- **What to do**
Lines containing the word "ylabel" should be extracted in full.
········
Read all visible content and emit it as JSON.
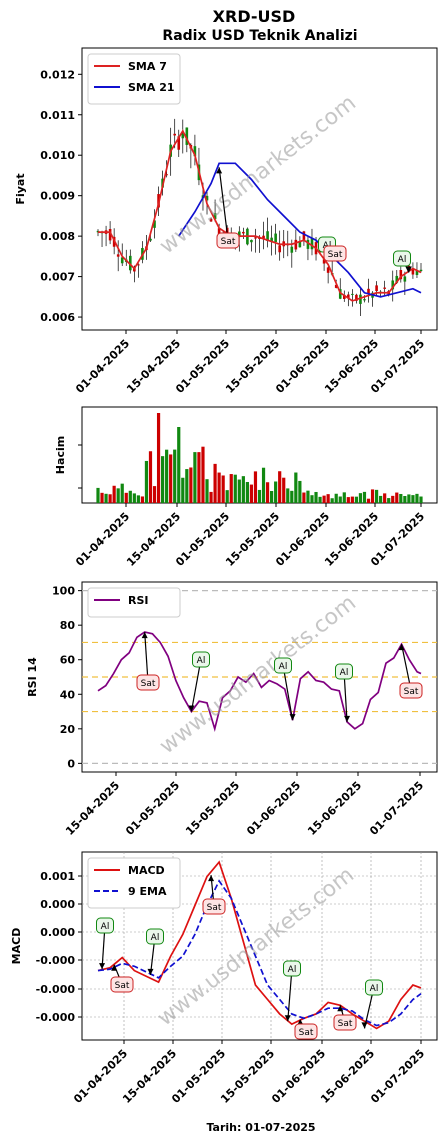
{
  "header": {
    "title": "XRD-USD",
    "subtitle": "Radix USD Teknik Analizi"
  },
  "watermark": "www.usdmarkets.com",
  "footer": {
    "label": "Tarih: 01-07-2025"
  },
  "chart_data": [
    {
      "id": "price",
      "type": "candlestick",
      "ylabel": "Fiyat",
      "x_ticks": [
        "01-04-2025",
        "15-04-2025",
        "01-05-2025",
        "15-05-2025",
        "01-06-2025",
        "15-06-2025",
        "01-07-2025"
      ],
      "y_ticks": [
        "0.006",
        "0.007",
        "0.008",
        "0.009",
        "0.010",
        "0.011",
        "0.012"
      ],
      "ylim": [
        0.00568,
        0.01265
      ],
      "series": [
        {
          "name": "SMA 7",
          "color": "#dd2222",
          "points": [
            [
              0,
              0.0081
            ],
            [
              3,
              0.0081
            ],
            [
              6,
              0.0075
            ],
            [
              9,
              0.0072
            ],
            [
              12,
              0.0077
            ],
            [
              15,
              0.0088
            ],
            [
              18,
              0.0101
            ],
            [
              21,
              0.0106
            ],
            [
              24,
              0.01
            ],
            [
              27,
              0.0088
            ],
            [
              30,
              0.0082
            ],
            [
              33,
              0.008
            ],
            [
              36,
              0.008
            ],
            [
              39,
              0.008
            ],
            [
              42,
              0.0079
            ],
            [
              45,
              0.0078
            ],
            [
              48,
              0.0078
            ],
            [
              51,
              0.0079
            ],
            [
              54,
              0.0077
            ],
            [
              57,
              0.0073
            ],
            [
              60,
              0.0066
            ],
            [
              63,
              0.0064
            ],
            [
              66,
              0.0065
            ],
            [
              69,
              0.0066
            ],
            [
              72,
              0.0066
            ],
            [
              75,
              0.007
            ],
            [
              78,
              0.0072
            ],
            [
              80,
              0.0071
            ]
          ]
        },
        {
          "name": "SMA 21",
          "color": "#1010d0",
          "points": [
            [
              20,
              0.008
            ],
            [
              24,
              0.0086
            ],
            [
              28,
              0.0093
            ],
            [
              30,
              0.0098
            ],
            [
              34,
              0.0098
            ],
            [
              38,
              0.0094
            ],
            [
              42,
              0.0089
            ],
            [
              46,
              0.0085
            ],
            [
              50,
              0.0081
            ],
            [
              54,
              0.0079
            ],
            [
              58,
              0.0075
            ],
            [
              62,
              0.0071
            ],
            [
              66,
              0.0066
            ],
            [
              70,
              0.0065
            ],
            [
              74,
              0.0066
            ],
            [
              78,
              0.0067
            ],
            [
              80,
              0.0066
            ]
          ]
        }
      ],
      "candles_range": {
        "start": "31-03-2025",
        "end": "01-07-2025"
      },
      "annotations": [
        {
          "label": "Sat",
          "type": "sell",
          "x": 30,
          "y": 0.0097
        },
        {
          "label": "Al",
          "type": "buy",
          "x": 58,
          "y": 0.0079
        },
        {
          "label": "Sat",
          "type": "sell",
          "x": 59,
          "y": 0.0076
        },
        {
          "label": "Al",
          "type": "buy",
          "x": 77,
          "y": 0.0071
        }
      ]
    },
    {
      "id": "volume",
      "type": "bar",
      "ylabel": "Hacim",
      "x_ticks": [
        "01-04-2025",
        "15-04-2025",
        "01-05-2025",
        "15-05-2025",
        "01-06-2025",
        "15-06-2025",
        "01-07-2025"
      ]
    },
    {
      "id": "rsi",
      "type": "line",
      "ylabel": "RSI 14",
      "x_ticks": [
        "15-04-2025",
        "01-05-2025",
        "15-05-2025",
        "01-06-2025",
        "15-06-2025",
        "01-07-2025"
      ],
      "y_ticks": [
        "0",
        "20",
        "40",
        "60",
        "80",
        "100"
      ],
      "ylim": [
        -5,
        105
      ],
      "series": [
        {
          "name": "RSI",
          "color": "#800080",
          "points": [
            [
              0,
              42
            ],
            [
              2,
              45
            ],
            [
              4,
              52
            ],
            [
              6,
              60
            ],
            [
              8,
              64
            ],
            [
              10,
              73
            ],
            [
              12,
              76
            ],
            [
              14,
              75
            ],
            [
              16,
              70
            ],
            [
              18,
              62
            ],
            [
              20,
              48
            ],
            [
              22,
              38
            ],
            [
              24,
              30
            ],
            [
              26,
              36
            ],
            [
              28,
              35
            ],
            [
              30,
              20
            ],
            [
              32,
              38
            ],
            [
              34,
              42
            ],
            [
              36,
              50
            ],
            [
              38,
              47
            ],
            [
              40,
              52
            ],
            [
              42,
              44
            ],
            [
              44,
              48
            ],
            [
              46,
              46
            ],
            [
              48,
              43
            ],
            [
              50,
              25
            ],
            [
              52,
              49
            ],
            [
              54,
              53
            ],
            [
              56,
              48
            ],
            [
              58,
              47
            ],
            [
              60,
              43
            ],
            [
              62,
              42
            ],
            [
              64,
              24
            ],
            [
              66,
              20
            ],
            [
              68,
              23
            ],
            [
              70,
              37
            ],
            [
              72,
              41
            ],
            [
              74,
              58
            ],
            [
              76,
              61
            ],
            [
              78,
              69
            ],
            [
              80,
              60
            ],
            [
              82,
              53
            ],
            [
              83,
              52
            ]
          ]
        }
      ],
      "hlines": [
        {
          "y": 100,
          "color": "#bbbbbb"
        },
        {
          "y": 70,
          "color": "#f0c040"
        },
        {
          "y": 50,
          "color": "#f0c040"
        },
        {
          "y": 30,
          "color": "#f0c040"
        },
        {
          "y": 0,
          "color": "#bbbbbb"
        }
      ],
      "annotations": [
        {
          "label": "Sat",
          "type": "sell",
          "x": 12,
          "y": 76
        },
        {
          "label": "Al",
          "type": "buy",
          "x": 24,
          "y": 30
        },
        {
          "label": "Al",
          "type": "buy",
          "x": 50,
          "y": 25
        },
        {
          "label": "Al",
          "type": "buy",
          "x": 64,
          "y": 24
        },
        {
          "label": "Sat",
          "type": "sell",
          "x": 78,
          "y": 69
        }
      ]
    },
    {
      "id": "macd",
      "type": "line",
      "ylabel": "MACD",
      "x_ticks": [
        "01-04-2025",
        "15-04-2025",
        "01-05-2025",
        "15-05-2025",
        "01-06-2025",
        "15-06-2025",
        "01-07-2025"
      ],
      "y_ticks": [
        "-0.000",
        "-0.000",
        "-0.000",
        "0.000",
        "0.000",
        "0.001"
      ],
      "series": [
        {
          "name": "MACD",
          "color": "#dd1111",
          "points": [
            [
              0,
              0.0
            ],
            [
              3,
              2e-05
            ],
            [
              6,
              9e-05
            ],
            [
              9,
              0.0
            ],
            [
              12,
              -4e-05
            ],
            [
              15,
              -8e-05
            ],
            [
              18,
              0.0001
            ],
            [
              21,
              0.00025
            ],
            [
              24,
              0.00045
            ],
            [
              27,
              0.00065
            ],
            [
              30,
              0.00075
            ],
            [
              33,
              0.0005
            ],
            [
              36,
              0.0002
            ],
            [
              39,
              -0.0001
            ],
            [
              42,
              -0.0002
            ],
            [
              45,
              -0.0003
            ],
            [
              48,
              -0.00037
            ],
            [
              51,
              -0.00033
            ],
            [
              54,
              -0.0003
            ],
            [
              57,
              -0.00022
            ],
            [
              60,
              -0.00024
            ],
            [
              63,
              -0.0003
            ],
            [
              66,
              -0.00035
            ],
            [
              69,
              -0.0004
            ],
            [
              72,
              -0.00035
            ],
            [
              75,
              -0.0002
            ],
            [
              78,
              -0.0001
            ],
            [
              80,
              -0.00012
            ]
          ]
        },
        {
          "name": "9 EMA",
          "color": "#1010d0",
          "points": [
            [
              0,
              0.0
            ],
            [
              3,
              1e-05
            ],
            [
              6,
              5e-05
            ],
            [
              9,
              3e-05
            ],
            [
              12,
              -1e-05
            ],
            [
              15,
              -5e-05
            ],
            [
              18,
              3e-05
            ],
            [
              21,
              0.0001
            ],
            [
              24,
              0.00025
            ],
            [
              27,
              0.00045
            ],
            [
              30,
              0.00062
            ],
            [
              33,
              0.0005
            ],
            [
              36,
              0.0003
            ],
            [
              39,
              0.0001
            ],
            [
              42,
              -0.0001
            ],
            [
              45,
              -0.0002
            ],
            [
              48,
              -0.0003
            ],
            [
              51,
              -0.00033
            ],
            [
              54,
              -0.0003
            ],
            [
              57,
              -0.00026
            ],
            [
              60,
              -0.00026
            ],
            [
              63,
              -0.00028
            ],
            [
              66,
              -0.00034
            ],
            [
              69,
              -0.00038
            ],
            [
              72,
              -0.00036
            ],
            [
              75,
              -0.0003
            ],
            [
              78,
              -0.0002
            ],
            [
              80,
              -0.00016
            ]
          ]
        }
      ],
      "annotations": [
        {
          "label": "Al",
          "type": "buy",
          "x": 1,
          "y": 1e-05
        },
        {
          "label": "Sat",
          "type": "sell",
          "x": 4,
          "y": 4e-05
        },
        {
          "label": "Al",
          "type": "buy",
          "x": 13,
          "y": -3e-05
        },
        {
          "label": "Sat",
          "type": "sell",
          "x": 28,
          "y": 0.00066
        },
        {
          "label": "Al",
          "type": "buy",
          "x": 47,
          "y": -0.00035
        },
        {
          "label": "Sat",
          "type": "sell",
          "x": 50,
          "y": -0.00034
        },
        {
          "label": "Sat",
          "type": "sell",
          "x": 60,
          "y": -0.00024
        },
        {
          "label": "Al",
          "type": "buy",
          "x": 66,
          "y": -0.0004
        }
      ]
    }
  ]
}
········
- **Solution**
      "ylabel": "Fiyat",
      "ylabel": "Hacim",
      "ylabel": "RSI 14",
      "ylabel": "MACD",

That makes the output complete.